TASK DATA:
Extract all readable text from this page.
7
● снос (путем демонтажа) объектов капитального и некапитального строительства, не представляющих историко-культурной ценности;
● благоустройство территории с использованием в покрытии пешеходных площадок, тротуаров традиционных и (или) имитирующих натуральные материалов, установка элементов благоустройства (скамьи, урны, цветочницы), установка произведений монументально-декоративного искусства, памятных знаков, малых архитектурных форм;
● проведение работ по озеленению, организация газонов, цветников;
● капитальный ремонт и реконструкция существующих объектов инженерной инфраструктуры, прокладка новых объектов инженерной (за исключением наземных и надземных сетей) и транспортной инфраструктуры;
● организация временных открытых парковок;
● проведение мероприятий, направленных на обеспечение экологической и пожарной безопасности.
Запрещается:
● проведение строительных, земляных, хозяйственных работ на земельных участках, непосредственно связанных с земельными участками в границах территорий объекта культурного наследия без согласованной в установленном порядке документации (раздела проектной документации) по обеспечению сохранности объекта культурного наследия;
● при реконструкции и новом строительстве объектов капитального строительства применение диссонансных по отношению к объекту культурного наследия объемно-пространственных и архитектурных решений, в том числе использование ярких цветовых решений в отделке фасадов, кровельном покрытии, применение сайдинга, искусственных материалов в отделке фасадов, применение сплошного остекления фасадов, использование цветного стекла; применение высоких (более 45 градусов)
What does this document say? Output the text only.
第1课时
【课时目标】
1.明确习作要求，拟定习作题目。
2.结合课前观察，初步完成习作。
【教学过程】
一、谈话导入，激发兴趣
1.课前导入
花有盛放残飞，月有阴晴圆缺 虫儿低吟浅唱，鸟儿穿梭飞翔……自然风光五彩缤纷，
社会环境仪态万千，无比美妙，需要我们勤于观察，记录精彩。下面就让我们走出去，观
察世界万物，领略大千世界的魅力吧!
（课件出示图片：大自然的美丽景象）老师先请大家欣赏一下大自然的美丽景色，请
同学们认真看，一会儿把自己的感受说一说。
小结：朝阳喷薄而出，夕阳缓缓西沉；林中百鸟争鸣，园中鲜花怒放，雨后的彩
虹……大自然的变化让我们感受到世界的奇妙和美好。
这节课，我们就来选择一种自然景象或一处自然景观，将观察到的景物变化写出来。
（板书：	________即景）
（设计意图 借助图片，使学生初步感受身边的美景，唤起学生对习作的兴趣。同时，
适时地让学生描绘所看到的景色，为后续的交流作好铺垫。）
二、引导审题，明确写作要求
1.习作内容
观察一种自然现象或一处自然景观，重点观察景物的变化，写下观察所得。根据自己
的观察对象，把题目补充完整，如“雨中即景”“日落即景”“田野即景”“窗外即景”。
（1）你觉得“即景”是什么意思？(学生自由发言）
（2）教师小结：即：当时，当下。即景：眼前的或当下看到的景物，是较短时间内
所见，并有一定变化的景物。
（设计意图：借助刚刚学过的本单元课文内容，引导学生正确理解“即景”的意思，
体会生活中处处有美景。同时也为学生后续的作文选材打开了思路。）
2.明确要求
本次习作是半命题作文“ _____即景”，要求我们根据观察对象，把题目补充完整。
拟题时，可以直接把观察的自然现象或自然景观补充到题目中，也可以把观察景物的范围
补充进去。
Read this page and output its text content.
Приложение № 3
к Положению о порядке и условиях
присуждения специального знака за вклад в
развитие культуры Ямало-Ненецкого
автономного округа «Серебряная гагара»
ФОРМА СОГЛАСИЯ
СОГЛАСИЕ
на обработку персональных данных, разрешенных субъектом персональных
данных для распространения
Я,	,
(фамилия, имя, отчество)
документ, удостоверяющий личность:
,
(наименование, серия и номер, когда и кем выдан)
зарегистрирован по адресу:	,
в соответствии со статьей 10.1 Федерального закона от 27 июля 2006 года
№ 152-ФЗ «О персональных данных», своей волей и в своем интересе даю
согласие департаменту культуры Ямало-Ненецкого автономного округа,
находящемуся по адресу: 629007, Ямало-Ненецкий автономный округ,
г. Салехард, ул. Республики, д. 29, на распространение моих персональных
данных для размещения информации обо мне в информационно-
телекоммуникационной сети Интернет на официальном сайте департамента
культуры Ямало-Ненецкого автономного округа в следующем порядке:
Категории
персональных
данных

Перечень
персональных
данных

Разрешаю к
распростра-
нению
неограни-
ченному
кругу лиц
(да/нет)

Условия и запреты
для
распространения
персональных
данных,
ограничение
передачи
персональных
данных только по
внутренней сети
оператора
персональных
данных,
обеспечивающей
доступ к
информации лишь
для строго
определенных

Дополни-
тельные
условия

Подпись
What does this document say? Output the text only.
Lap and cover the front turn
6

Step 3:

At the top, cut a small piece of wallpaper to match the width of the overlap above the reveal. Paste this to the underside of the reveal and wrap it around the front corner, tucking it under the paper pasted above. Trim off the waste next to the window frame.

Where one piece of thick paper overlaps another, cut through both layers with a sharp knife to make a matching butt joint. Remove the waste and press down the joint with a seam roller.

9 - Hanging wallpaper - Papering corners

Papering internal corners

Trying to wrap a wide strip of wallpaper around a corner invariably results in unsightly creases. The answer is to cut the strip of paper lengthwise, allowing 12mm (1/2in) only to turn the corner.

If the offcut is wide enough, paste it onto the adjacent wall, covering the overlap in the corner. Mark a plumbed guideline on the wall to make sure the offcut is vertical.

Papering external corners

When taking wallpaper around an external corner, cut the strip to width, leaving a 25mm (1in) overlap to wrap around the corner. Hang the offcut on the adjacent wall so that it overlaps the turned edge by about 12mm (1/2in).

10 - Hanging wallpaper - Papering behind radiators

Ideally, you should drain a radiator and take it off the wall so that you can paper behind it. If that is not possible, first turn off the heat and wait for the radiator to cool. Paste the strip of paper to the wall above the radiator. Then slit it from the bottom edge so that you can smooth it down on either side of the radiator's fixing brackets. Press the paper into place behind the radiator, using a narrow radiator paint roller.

BRIEF: Show every line of the records above that contains the word "порядке".

THE RESPONSE:
● проведение строительных, земляных, хозяйственных работ на земельных участках, непосредственно связанных с земельными участками в границах территорий объекта культурного наследия без согласованной в установленном порядке документации (раздела проектной документации) по обеспечению сохранности объекта культурного наследия;
к Положению о порядке и условиях
культуры Ямало-Ненецкого автономного округа в следующем порядке:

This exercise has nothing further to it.